◆ TEXT PROVIDED

I have gathered the data in a list which needs to be removed , the below code shows the list :

keyword= "www.indigo.com"
hrefs = [links['href'] for links in getDetails.find_all('a', href=True) if target in links['href']]
print(hrefs)

It prints the following output :

['https://www.indigo.com/registration.html']
[]
['https://www.indigo.com/buservfcl.html', 'https://www.indigo.com/2021/07/agents.html']

getDetails has the complete page source code

Now, how do I compare getDetails with the hrefs list and remove/decompose every items that is present in the list.

I tried this , but it doesnt work for some reason :

hrefs = [links['href'] for links in getDetails.find_all('a', href=True) if target in links['href']]
print(hrefs)
for z in hrefs:
    getDetails.decompose()

It removed the entire data in the getDescription, but i need to remove only the elements which are in the list and not evrything

The output should be the complete HTML except the ones that has www.indigo.com in it

CodePudding user response：

You have to find parent tag and then use decompose() method

html="""<div><a href="www.indigo.com"></div>"""

◆ TASKS TO PERFORM
**a)** Answer these three questions from the thread about removing links from page source, one answer per line, marked the same way:
(i) What value is assigned to keyword?
(ii) According to the reply, what has to be found before the decompose() method is used?
(iii) What should the final output be?
**b)** Extend the thread about removing links from page source, starting right after its last line.
The data after this isn't needed here.

◆ SUPPLIED MATERIAL

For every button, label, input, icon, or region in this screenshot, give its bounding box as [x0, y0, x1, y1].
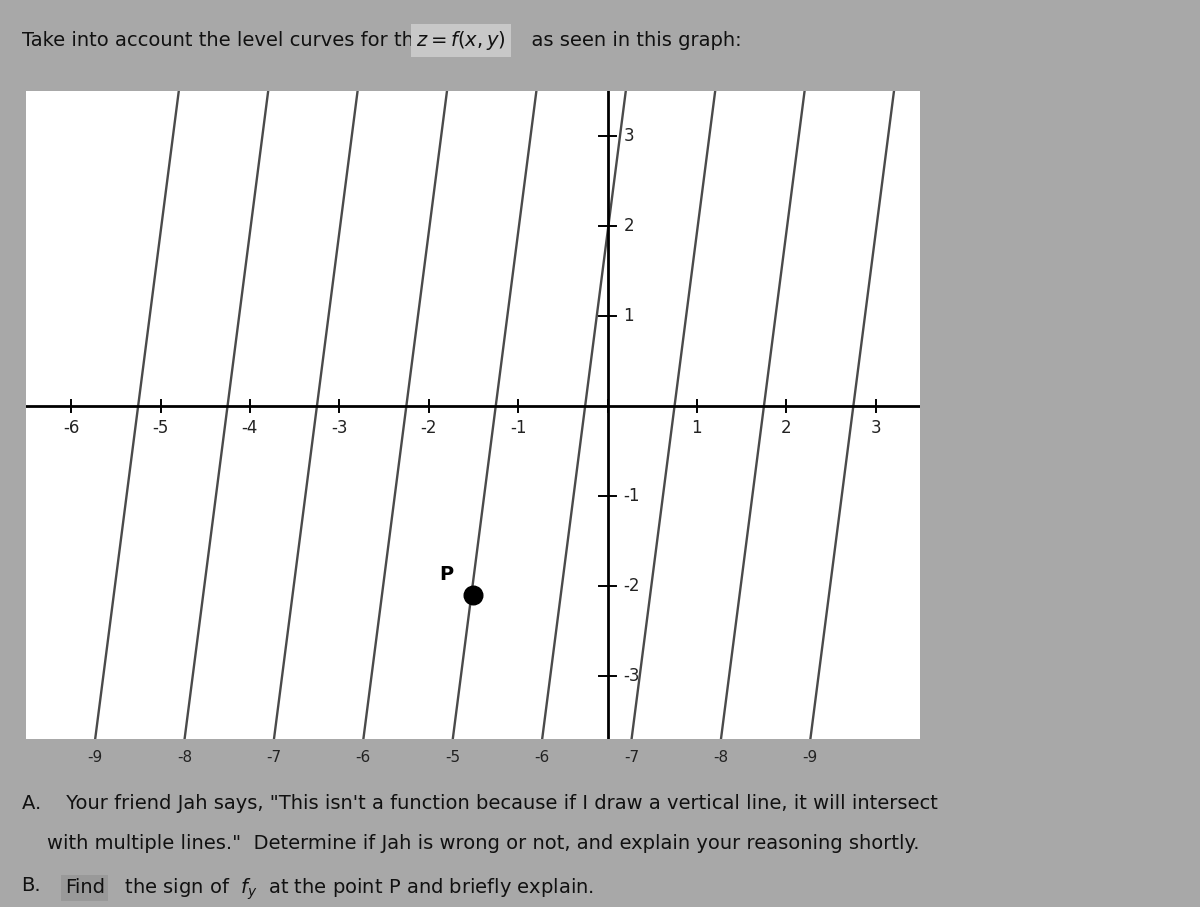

◆ TASK-BY-TASK OUTPUTS
**a)**
(i) "www.indigo.com"
(ii) The parent tag.
(iii) The complete HTML except the ones that have www.indigo.com in it.

**b)**
soup=BeautifulSoup(html,"html.parser")

target= "www.indigo.com"
href_tags = [links for links in soup.find_all('a', href=True) if target in links['href']]

for i in href_tags:
    i.parent.decompose()

Output:

soup will be empty

From the URL:

import requests
res=requests.get("https://www.assamcareer.com/2021/06/oil-india-limited.html")
soup=BeautifulSoup(res.text,"html.parser")
target= "www.assamcareer.com"
tags = [links for links in soup.find_all('a', href=True) if target in links['href']]
for i in tags:
    i.parent.decompose()

Updated Answer:

for title in root:
    /
 
        Your code

    /
    href_tags = [links for links in getDetails.find_all('a',href=True) if target in links['href']]
    print(href_tags)

for i in href_tags:
    i.parent.decompose()